▶ _DIRECTIONS_
Give the number of lines in the records below that include "JSON". Reply with that number alone.

▶ _STORED DATA_
— start —
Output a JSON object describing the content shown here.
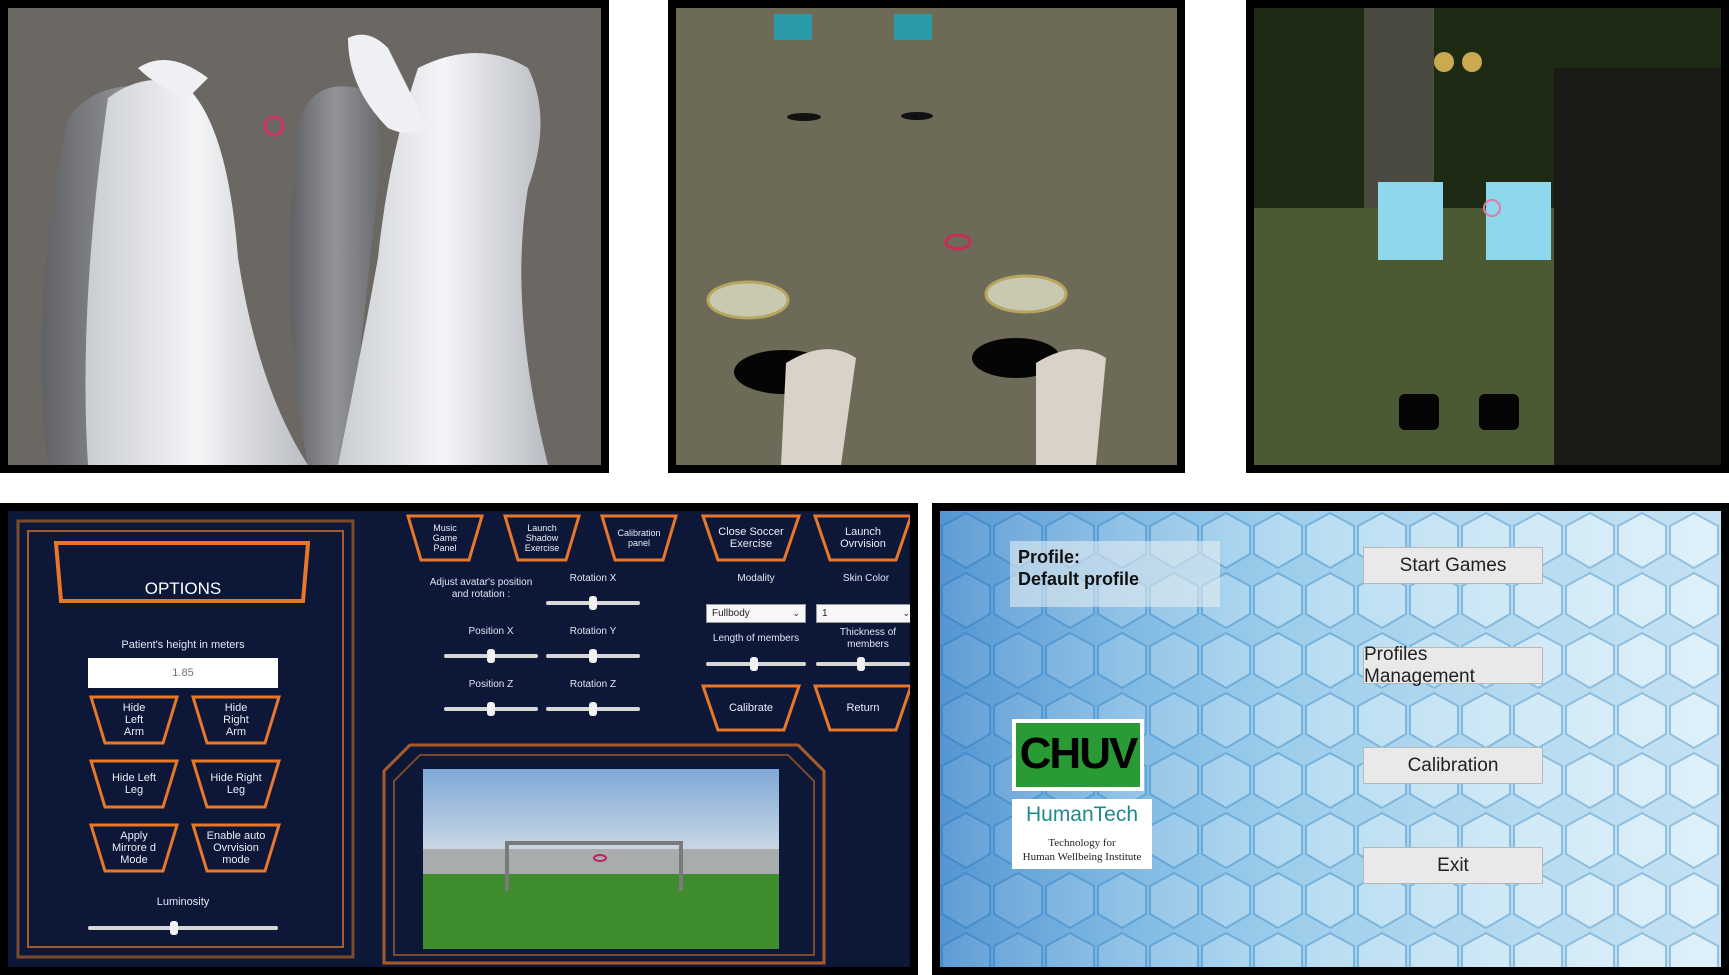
{
  "options_panel": {
    "title": "OPTIONS",
    "height_label": "Patient's height in meters",
    "height_placeholder": "1.85",
    "buttons": {
      "hide_left_arm": "Hide Left Arm",
      "hide_right_arm": "Hide Right Arm",
      "hide_left_leg": "Hide Left Leg",
      "hide_right_leg": "Hide Right Leg",
      "apply_mirrored": "Apply Mirrore d Mode",
      "enable_ovrvision": "Enable auto Ovrvision mode",
      "music_game": "Music Game Panel",
      "shadow_exercise": "Launch Shadow Exercise",
      "calibration_panel": "Calibration panel",
      "close_soccer": "Close Soccer Exercise",
      "launch_ovrvision": "Launch Ovrvision",
      "calibrate": "Calibrate",
      "return": "Return"
    },
    "luminosity_label": "Luminosity",
    "luminosity_value": 0.45,
    "adjust_label": "Adjust avatar's position and rotation :",
    "sliders": {
      "rotation_x": {
        "label": "Rotation X",
        "value": 0.5
      },
      "position_x": {
        "label": "Position X",
        "value": 0.5
      },
      "rotation_y": {
        "label": "Rotation Y",
        "value": 0.5
      },
      "position_z": {
        "label": "Position Z",
        "value": 0.5
      },
      "rotation_z": {
        "label": "Rotation Z",
        "value": 0.5
      },
      "length_members": {
        "label": "Length of members",
        "value": 0.48
      },
      "thickness_members": {
        "label": "Thickness of members",
        "value": 0.48
      }
    },
    "modality": {
      "label": "Modality",
      "selected": "Fullbody"
    },
    "skin_color": {
      "label": "Skin Color",
      "selected": "1"
    }
  },
  "main_menu": {
    "profile_title": "Profile:",
    "profile_name": "Default profile",
    "buttons": {
      "start_games": "Start Games",
      "profiles_management": "Profiles Management",
      "calibration": "Calibration",
      "exit": "Exit"
    },
    "logos": {
      "chuv": "CHUV",
      "humantech": "HumanTech",
      "humantech_tagline_1": "Technology for",
      "humantech_tagline_2": "Human Wellbeing Institute"
    }
  },
  "colors": {
    "panel_bg": "#0d1838",
    "orange_accent": "#e8772a",
    "tile_blue": "#5fc3e6",
    "menu_button_bg": "#e9e9e9"
  }
}
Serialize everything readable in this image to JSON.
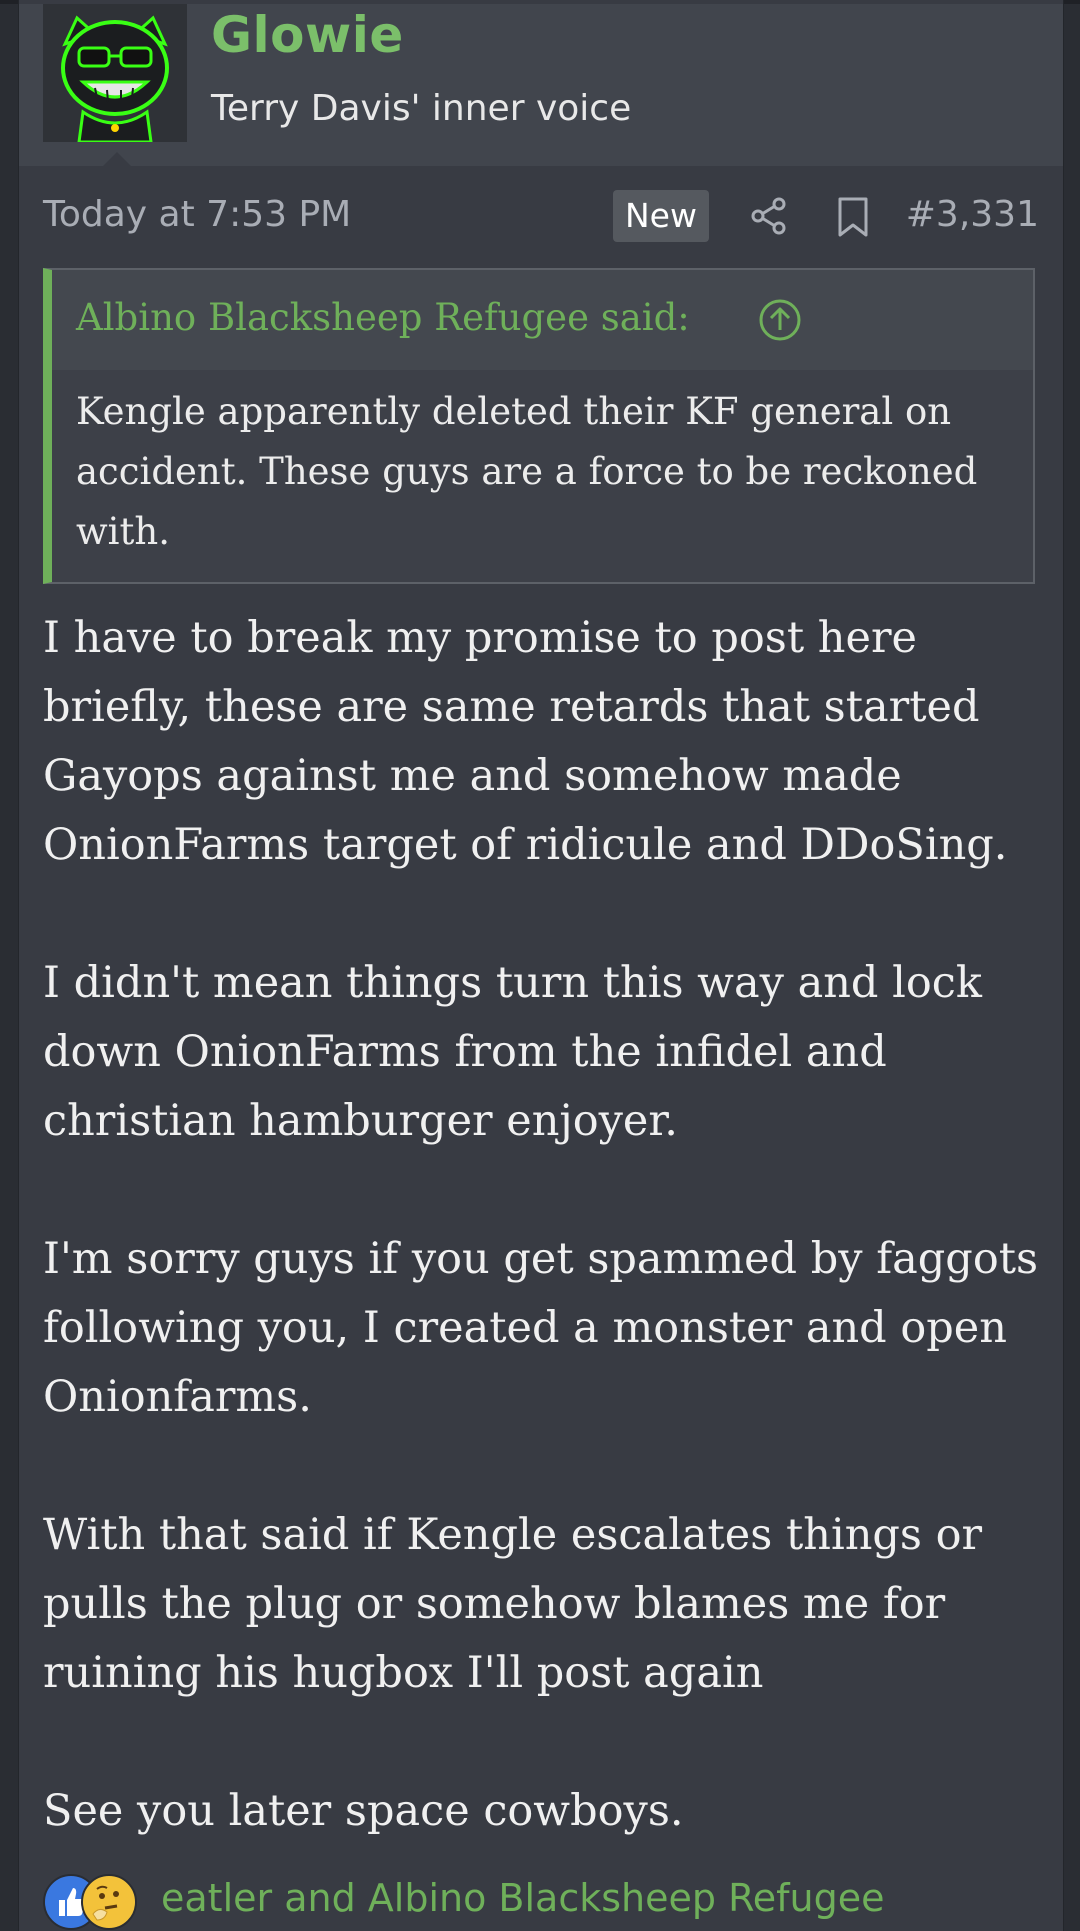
{
  "user": {
    "name": "Glowie",
    "title": "Terry Davis' inner voice",
    "avatar_icon": "glowing-cat-avatar-icon"
  },
  "meta": {
    "timestamp": "Today at 7:53 PM",
    "new_badge": "New",
    "share_icon": "share-icon",
    "bookmark_icon": "bookmark-icon",
    "post_number": "#3,331"
  },
  "quote": {
    "author": "Albino Blacksheep Refugee said:",
    "text": "Kengle apparently deleted their KF general on accident. These guys are a force to be reckoned with."
  },
  "body": {
    "paragraphs": [
      "I have to break my promise to post here briefly, these are same retards that started Gayops against me and somehow made OnionFarms target of ridicule and DDoSing.",
      "I didn't mean things turn this way and lock down OnionFarms from the infidel and christian hamburger enjoyer.",
      "I'm sorry guys if you get spammed by faggots following you, I created a monster and open Onionfarms.",
      "With that said if Kengle escalates things or pulls the plug or somehow blames me for ruining his hugbox I'll post again",
      "See you later space cowboys."
    ]
  },
  "reactions": {
    "icons": [
      "thumbs-up-icon",
      "thinking-face-icon"
    ],
    "text": "eatler and Albino Blacksheep Refugee",
    "colors": {
      "like": "#3a78e0",
      "think": "#f3c23a"
    }
  },
  "colors": {
    "accent_green": "#6fb05a",
    "username_green": "#7bbf6a",
    "background": "#383b43"
  }
}
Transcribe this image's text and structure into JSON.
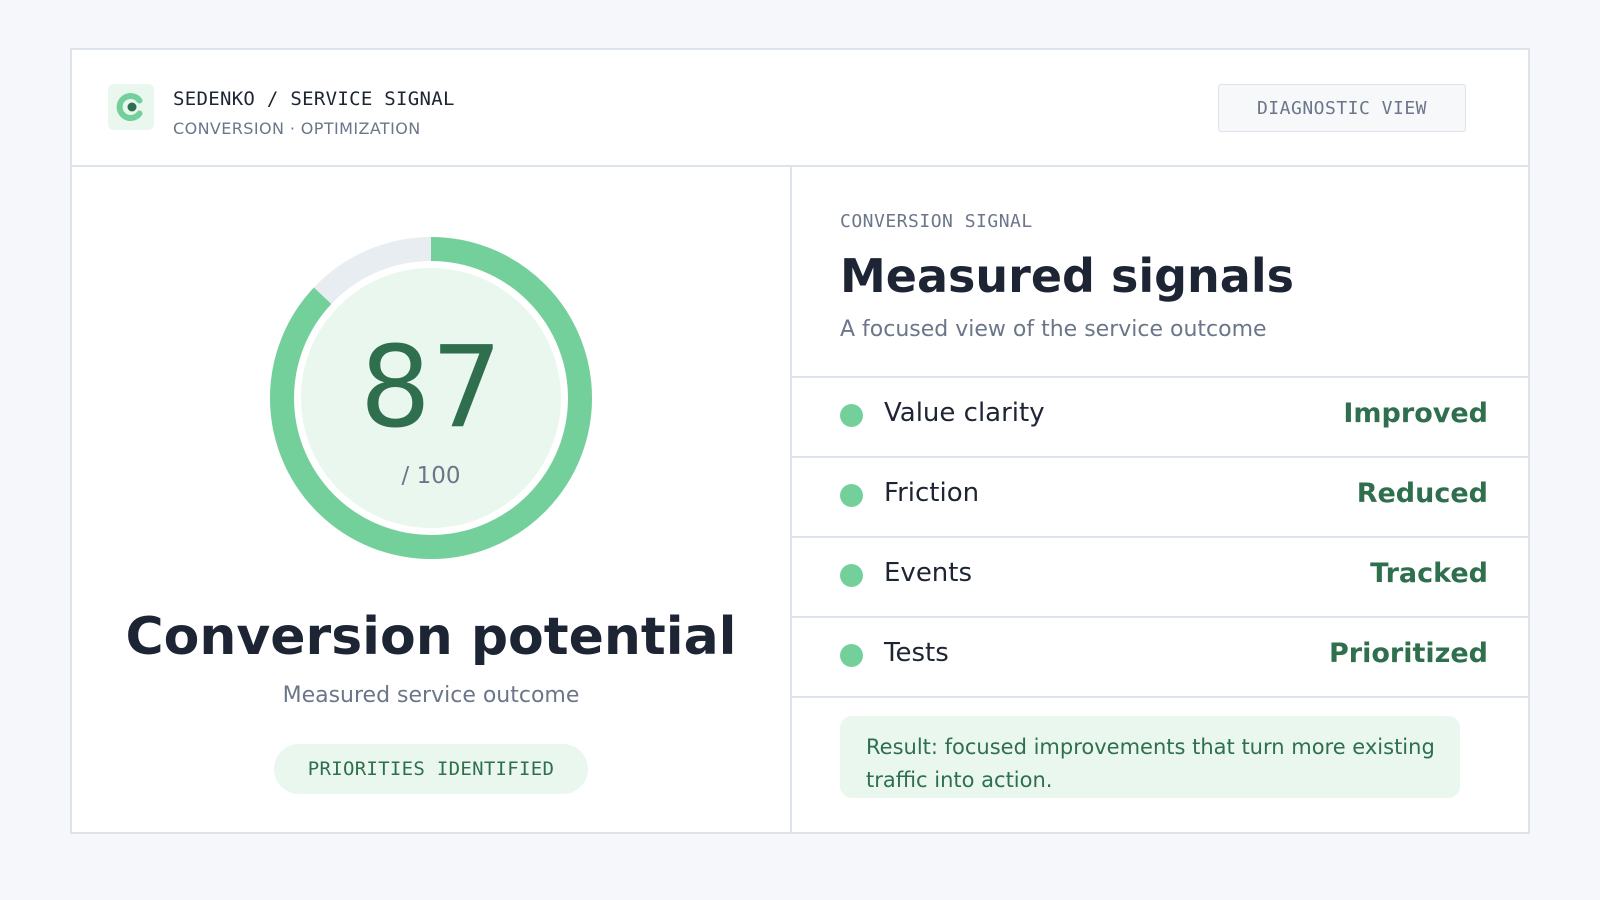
{
  "header": {
    "brand_title": "SEDENKO / SERVICE SIGNAL",
    "brand_subtitle": "CONVERSION · OPTIMIZATION",
    "diagnostic_button": "DIAGNOSTIC VIEW",
    "logo_icon": "c-logo-icon"
  },
  "score": {
    "value": "87",
    "max_label": "/ 100",
    "fraction": 0.87,
    "title": "Conversion potential",
    "subtitle": "Measured service outcome",
    "badge": "PRIORITIES IDENTIFIED"
  },
  "signals": {
    "eyebrow": "CONVERSION SIGNAL",
    "title": "Measured signals",
    "subtitle": "A focused view of the service outcome",
    "rows": [
      {
        "label": "Value clarity",
        "status": "Improved"
      },
      {
        "label": "Friction",
        "status": "Reduced"
      },
      {
        "label": "Events",
        "status": "Tracked"
      },
      {
        "label": "Tests",
        "status": "Prioritized"
      }
    ],
    "result": "Result: focused improvements that turn more existing traffic into action."
  },
  "colors": {
    "accent": "#74d09b",
    "accent_dark": "#2f6f4e",
    "accent_light": "#e9f7ef",
    "track": "#e8edf2",
    "text": "#1d2433",
    "muted": "#6b7689",
    "border": "#dde3ea"
  }
}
— end —
▶ _FULL RESPONSE_
3